Tasks:
a - In the excerpted passage, what title does section 5 carry?
b - In the excerpted passage, explain why the details of the proof of (4.15) are left out.
c - Repeat the excerpted passage from "Now it follows" to "details. \(\square \)".

Excerpted passage:
## start
Now it follows from Proposition 4.2 that

$$\begin{aligned} \left\| {\hat{f}}-{\hat{f}}^{(L)}\right\| _{L^1({\mathcal {X}})} \ll _{\mathrm {supp}(f),p} \Vert f\Vert _{C^0}\,L^{-(p-1)}, \end{aligned}$$

which proves (4.14). The proof of (4.15) is similar, and we omit the details. \(\square \)

5 CLT for smooth Siegel transforms

Assume that \(f\in C^\infty _c(\mathbb {R}^{m+n})\) satisfies \(f\geqslant 0\) and \(\hbox {supp}(f)\subset \{(x_{m+1},\ldots ,x_{m+n})\ne 0\}\). We shall in this section analyze the asymptotic behavior of the averages

$$\begin{aligned} F_N(y):=\frac{1}{\sqrt{N}} \sum _{s=0}^{N-1} \left( {\hat{f}}(a^s y)-\mu _\mathcal {Y}({\hat{f}}\circ a^s)\right) \quad \hbox { with }y\in \mathcal {Y}, \end{aligned}$$

and prove the following result:

Theorem 5.1

If \(m\geqslant 2\) (and thus \(m+n \geqslant 3)\) and f is as above,  then the variance

$$\begin{aligned} \sigma _f^2:= & {} \sum _{s=-\infty }^\infty \left( \int _{{\mathcal {X}}} ({\hat{f}}\circ a^s){\hat{f}} \, d\mu _{\mathcal {X}}-\mu _{\mathcal {X}}({\hat{f}})^2\right) \\= & {} \zeta (m+n)^{-1} \sum _{s=-\infty }^\infty \sum _{p,q\geqslant 1} \left( \int _{\mathbb {R}^{m+n}} f(pa^sz)f(qz)\,dz+\int _{\mathbb {R}^{m+n}} f(pa^sz)f(-qz)\,dz\right) . \end{aligned}$$

is finite,  and for every \(\xi \in \mathbb {R},\)
## end
Information provided:
## start
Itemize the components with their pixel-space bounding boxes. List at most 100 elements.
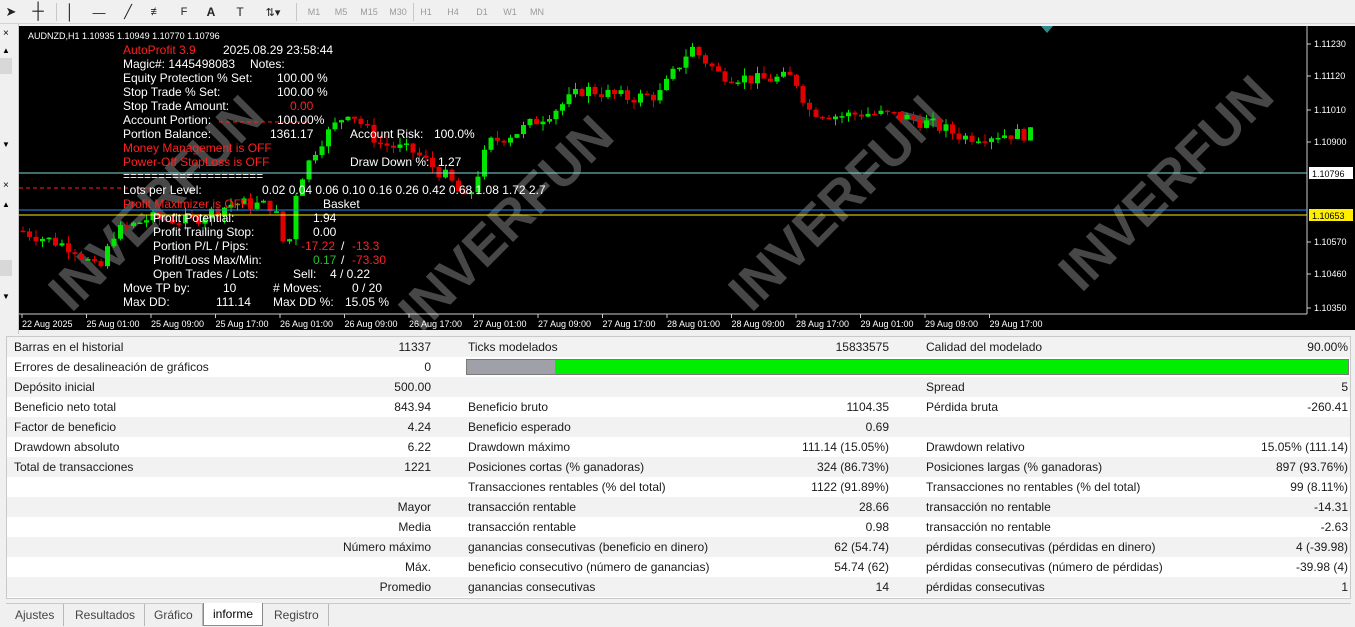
## end
List of solutions:
a - CLT for smooth Siegel transforms

b - The proof of (4.15) is similar to the proof of (4.14), so the details are omitted.

c -
Now it follows from Proposition 4.2 that

$$\begin{aligned} \left\| {\hat{f}}-{\hat{f}}^{(L)}\right\| _{L^1({\mathcal {X}})} \ll _{\mathrm {supp}(f),p} \Vert f\Vert _{C^0}\,L^{-(p-1)}, \end{aligned}$$

which proves (4.14). The proof of (4.15) is similar, and we omit the details. \(\square \)